→ SCHRIFTLICHE AUFGABE 1
An welchem Datum erschien laut dem Quellentext das Interview mit Emile Lahoud?

+++ QUELLENTEXT

Antifa-AG der Uni Hannover:

 

USA und EU bemühen sich seit längerem intensiv um die Bildung eines „befreundeten“ und „reformorientierten“, d.h. für ihre imperialistischen Interessen und die Pläne von IWF und Weltbank offenen, Lagers. Dabei setzen sie auf die mit Saudi-Arabien verbundene sunnitische Allianz unter Ministerpräsident Fouad Siniora und dem Großkapitalisten Saad Hariri (dem politischen und ökonomischen Erbe des im Februar 2005 von Unbekannten ermordeten „libanesischen Berlusconi“ Rafiq al-Hariri) von der Hariri Incorporated sowie der rechtsradikalen Falange unter Samir Geagea und den aus dem linken Lager übergelaufenen Drusenführer Walid Jumblatt. Das „uneinsichtige“, de facto antiimperialistische, Lager besteht aus dem Bündnis der Hisbollah mit der größten Christenpartei FPM von Michel Aoun, den gemäßigten Schiiten der Amal von Parlamentssprecher Nabih Berri, der libanesischen KP, dem wichtigsten Gewerkschaftsbund CGTL, den sunnitischen Nasseristen und linken Drusen, die von den im Libanon lebenden palästinensischen Flüchtlingen unterstützt werden. Diesem (faktisch) oppositionellen Lager steht der pro-syrische Staatspräsident Emile Lahoud nahe, ein christlicher Maronit. Die unabhängige linke italienische Tageszeitung „il manifesto fragte ihn anlässlich der am 26.Juli 2006 in Rom stattfindenden internationalen Libanon-Konferenz zu seiner Sicht der Lage und den Bestrebungen der wichtigsten imperialistischen Mächte, die Israel bei seinem Vernichtungsfeldzug kaum verhohlen unterstützen. Das Interview erschien ebenfalls am 26.7.2006.

++++++

→ SCHRIFTLICHE AUFGABE 2
Ersetze in der Auflistung von der Zeile mit „feedback-button[interactable]: Feedback —“ bis zur Zeile mit „line-text: <head> — [48, 67, 87, 77]“ jedes „code-line“ durch „source-line“ und gib nur diese Zeilen sonst unverändert wieder.

+++ ÜBUNGSDATEN

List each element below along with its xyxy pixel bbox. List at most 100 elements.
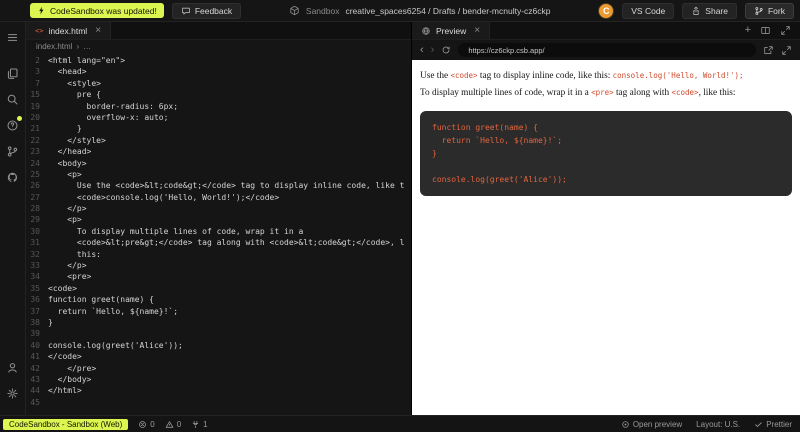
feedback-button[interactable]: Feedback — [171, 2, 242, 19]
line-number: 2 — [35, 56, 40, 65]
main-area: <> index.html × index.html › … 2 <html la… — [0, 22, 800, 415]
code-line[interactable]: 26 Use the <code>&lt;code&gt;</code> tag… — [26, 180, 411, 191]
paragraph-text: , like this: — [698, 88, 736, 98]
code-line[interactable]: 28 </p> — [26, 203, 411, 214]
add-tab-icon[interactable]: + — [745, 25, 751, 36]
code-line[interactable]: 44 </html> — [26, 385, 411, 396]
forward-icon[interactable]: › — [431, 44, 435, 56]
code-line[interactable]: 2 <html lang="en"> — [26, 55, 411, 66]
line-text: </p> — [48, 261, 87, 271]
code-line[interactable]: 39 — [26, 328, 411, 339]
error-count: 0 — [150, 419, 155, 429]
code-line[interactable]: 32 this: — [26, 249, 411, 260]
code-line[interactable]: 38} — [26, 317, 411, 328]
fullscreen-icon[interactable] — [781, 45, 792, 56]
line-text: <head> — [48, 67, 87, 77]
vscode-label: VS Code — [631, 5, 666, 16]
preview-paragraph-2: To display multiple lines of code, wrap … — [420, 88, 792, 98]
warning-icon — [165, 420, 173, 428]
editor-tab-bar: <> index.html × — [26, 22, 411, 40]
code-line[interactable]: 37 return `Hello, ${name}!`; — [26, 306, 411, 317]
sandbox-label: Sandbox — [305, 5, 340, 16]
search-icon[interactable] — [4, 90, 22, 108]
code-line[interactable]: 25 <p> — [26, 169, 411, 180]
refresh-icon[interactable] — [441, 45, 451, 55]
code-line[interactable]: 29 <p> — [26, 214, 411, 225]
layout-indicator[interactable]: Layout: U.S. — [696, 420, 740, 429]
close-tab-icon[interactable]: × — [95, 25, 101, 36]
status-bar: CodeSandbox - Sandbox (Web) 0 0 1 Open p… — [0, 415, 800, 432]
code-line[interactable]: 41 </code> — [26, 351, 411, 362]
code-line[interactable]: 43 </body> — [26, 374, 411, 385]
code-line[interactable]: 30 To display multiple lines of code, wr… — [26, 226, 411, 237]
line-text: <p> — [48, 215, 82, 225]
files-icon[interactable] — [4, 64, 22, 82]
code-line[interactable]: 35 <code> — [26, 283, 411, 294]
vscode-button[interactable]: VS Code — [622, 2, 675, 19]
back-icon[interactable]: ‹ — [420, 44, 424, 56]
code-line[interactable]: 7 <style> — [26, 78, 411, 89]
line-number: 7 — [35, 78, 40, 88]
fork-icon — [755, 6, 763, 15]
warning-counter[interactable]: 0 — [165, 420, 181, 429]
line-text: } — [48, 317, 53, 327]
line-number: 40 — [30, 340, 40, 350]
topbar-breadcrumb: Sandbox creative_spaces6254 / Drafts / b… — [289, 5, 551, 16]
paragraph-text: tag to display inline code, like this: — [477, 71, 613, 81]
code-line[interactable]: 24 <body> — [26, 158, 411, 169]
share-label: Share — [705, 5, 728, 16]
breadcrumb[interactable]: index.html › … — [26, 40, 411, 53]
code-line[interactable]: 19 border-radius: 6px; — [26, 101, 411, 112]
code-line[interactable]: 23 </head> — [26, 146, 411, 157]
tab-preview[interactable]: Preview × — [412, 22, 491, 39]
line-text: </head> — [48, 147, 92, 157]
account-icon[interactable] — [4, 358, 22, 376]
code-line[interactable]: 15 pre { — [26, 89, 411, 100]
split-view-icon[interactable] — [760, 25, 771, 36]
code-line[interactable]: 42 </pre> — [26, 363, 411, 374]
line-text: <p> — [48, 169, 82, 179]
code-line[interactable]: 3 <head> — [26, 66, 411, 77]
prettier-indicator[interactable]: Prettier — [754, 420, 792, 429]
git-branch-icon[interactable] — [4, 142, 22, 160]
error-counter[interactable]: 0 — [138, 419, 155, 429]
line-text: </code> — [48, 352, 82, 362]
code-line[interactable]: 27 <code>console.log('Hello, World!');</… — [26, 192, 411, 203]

++++++

→ ERGEBNIS DER AUFGABE 1
Am 26.7.2006.

→ ERGEBNIS DER AUFGABE 2
feedback-button[interactable]: Feedback — [171, 2, 242, 19]
line-number: 2 — [35, 56, 40, 65]
main-area: <> index.html × index.html › … 2 <html la… — [0, 22, 800, 415]
source-line[interactable]: 26 Use the <code>&lt;code&gt;</code> tag… — [26, 180, 411, 191]
paragraph-text: , like this: — [698, 88, 736, 98]
source-line[interactable]: 28 </p> — [26, 203, 411, 214]
add-tab-icon[interactable]: + — [745, 25, 751, 36]
source-line[interactable]: 44 </html> — [26, 385, 411, 396]
forward-icon[interactable]: › — [431, 44, 435, 56]
source-line[interactable]: 2 <html lang="en"> — [26, 55, 411, 66]
line-text: </p> — [48, 261, 87, 271]
source-line[interactable]: 39 — [26, 328, 411, 339]
error-count: 0 — [150, 419, 155, 429]
source-line[interactable]: 32 this: — [26, 249, 411, 260]
source-line[interactable]: 38} — [26, 317, 411, 328]
fullscreen-icon[interactable] — [781, 45, 792, 56]
line-text: <head> — [48, 67, 87, 77]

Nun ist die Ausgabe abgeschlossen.